§ Extracted information:
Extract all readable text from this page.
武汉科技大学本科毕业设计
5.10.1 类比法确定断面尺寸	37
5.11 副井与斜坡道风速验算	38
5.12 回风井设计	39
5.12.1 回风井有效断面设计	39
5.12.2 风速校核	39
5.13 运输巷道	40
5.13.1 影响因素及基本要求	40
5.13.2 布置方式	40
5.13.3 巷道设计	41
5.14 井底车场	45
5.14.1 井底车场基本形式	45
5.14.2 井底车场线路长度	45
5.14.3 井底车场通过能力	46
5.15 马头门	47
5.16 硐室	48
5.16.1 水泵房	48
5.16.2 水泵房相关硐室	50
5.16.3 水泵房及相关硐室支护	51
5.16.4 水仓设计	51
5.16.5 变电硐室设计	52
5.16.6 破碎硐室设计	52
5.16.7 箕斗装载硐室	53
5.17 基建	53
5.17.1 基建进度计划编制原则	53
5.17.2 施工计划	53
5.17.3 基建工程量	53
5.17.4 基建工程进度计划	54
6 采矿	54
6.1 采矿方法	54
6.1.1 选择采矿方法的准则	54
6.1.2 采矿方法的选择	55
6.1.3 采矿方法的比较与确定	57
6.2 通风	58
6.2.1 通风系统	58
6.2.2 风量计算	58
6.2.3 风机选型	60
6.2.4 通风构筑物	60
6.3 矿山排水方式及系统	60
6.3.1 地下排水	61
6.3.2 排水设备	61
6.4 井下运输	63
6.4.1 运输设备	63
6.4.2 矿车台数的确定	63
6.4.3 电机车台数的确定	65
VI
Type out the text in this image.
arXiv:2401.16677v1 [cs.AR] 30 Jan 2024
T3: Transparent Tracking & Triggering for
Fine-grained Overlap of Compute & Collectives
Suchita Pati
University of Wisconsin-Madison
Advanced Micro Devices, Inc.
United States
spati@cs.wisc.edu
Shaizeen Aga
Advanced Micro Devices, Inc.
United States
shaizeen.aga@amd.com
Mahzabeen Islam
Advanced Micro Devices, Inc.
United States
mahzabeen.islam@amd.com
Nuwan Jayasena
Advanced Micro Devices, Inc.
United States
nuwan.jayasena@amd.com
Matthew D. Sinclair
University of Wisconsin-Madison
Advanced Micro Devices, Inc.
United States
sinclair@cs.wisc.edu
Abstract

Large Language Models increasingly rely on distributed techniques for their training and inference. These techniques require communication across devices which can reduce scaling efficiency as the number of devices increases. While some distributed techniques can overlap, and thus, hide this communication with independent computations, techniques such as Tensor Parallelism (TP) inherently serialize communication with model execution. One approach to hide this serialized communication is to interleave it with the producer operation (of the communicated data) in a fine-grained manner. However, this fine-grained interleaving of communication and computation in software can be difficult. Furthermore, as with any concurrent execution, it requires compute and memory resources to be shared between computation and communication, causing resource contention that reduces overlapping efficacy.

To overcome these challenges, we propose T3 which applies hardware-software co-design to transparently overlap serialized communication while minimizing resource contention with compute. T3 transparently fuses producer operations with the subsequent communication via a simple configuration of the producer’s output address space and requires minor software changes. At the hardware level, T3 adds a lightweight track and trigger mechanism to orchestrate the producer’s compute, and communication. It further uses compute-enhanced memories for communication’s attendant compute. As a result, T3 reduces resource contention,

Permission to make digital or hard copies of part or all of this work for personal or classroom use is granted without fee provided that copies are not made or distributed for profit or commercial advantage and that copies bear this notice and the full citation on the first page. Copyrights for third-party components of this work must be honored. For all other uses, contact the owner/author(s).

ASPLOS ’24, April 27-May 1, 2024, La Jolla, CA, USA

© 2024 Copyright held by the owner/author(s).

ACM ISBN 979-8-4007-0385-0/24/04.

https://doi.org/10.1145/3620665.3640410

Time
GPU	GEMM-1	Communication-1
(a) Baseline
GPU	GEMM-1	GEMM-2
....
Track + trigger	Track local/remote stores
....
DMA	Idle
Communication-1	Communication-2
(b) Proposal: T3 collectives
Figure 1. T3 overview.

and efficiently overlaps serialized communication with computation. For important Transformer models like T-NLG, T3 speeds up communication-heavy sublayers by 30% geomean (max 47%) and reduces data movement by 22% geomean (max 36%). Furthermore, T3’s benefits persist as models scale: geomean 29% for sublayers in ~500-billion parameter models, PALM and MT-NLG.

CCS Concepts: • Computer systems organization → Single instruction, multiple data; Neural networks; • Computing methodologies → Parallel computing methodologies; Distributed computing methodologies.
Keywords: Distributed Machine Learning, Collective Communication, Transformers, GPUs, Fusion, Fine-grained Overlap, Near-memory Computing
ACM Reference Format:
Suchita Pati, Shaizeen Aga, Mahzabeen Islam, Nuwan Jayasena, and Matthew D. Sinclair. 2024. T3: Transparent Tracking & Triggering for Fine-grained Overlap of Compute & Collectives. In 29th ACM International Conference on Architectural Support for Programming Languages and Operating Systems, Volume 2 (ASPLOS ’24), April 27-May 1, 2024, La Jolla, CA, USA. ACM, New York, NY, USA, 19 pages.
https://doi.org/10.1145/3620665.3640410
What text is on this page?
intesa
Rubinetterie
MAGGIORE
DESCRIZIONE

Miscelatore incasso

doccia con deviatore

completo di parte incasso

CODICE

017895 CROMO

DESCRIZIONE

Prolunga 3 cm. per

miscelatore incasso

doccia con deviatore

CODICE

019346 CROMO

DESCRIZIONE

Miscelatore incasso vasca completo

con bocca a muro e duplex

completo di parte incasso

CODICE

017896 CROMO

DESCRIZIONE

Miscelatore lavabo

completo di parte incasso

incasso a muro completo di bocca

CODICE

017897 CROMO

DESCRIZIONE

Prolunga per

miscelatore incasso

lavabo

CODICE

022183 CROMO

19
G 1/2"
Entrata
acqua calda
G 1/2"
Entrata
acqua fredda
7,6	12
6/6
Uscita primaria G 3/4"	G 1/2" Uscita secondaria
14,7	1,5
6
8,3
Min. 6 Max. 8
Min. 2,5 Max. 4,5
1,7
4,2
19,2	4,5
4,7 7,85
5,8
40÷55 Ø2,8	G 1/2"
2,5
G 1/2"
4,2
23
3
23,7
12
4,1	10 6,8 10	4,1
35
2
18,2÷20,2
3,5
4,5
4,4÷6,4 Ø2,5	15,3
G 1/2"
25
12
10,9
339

§ Exercise requirements:
Within the data above, count the lines that contain the string "Triggering"; the reply is the number alone.

§ Reply to the exercise:
2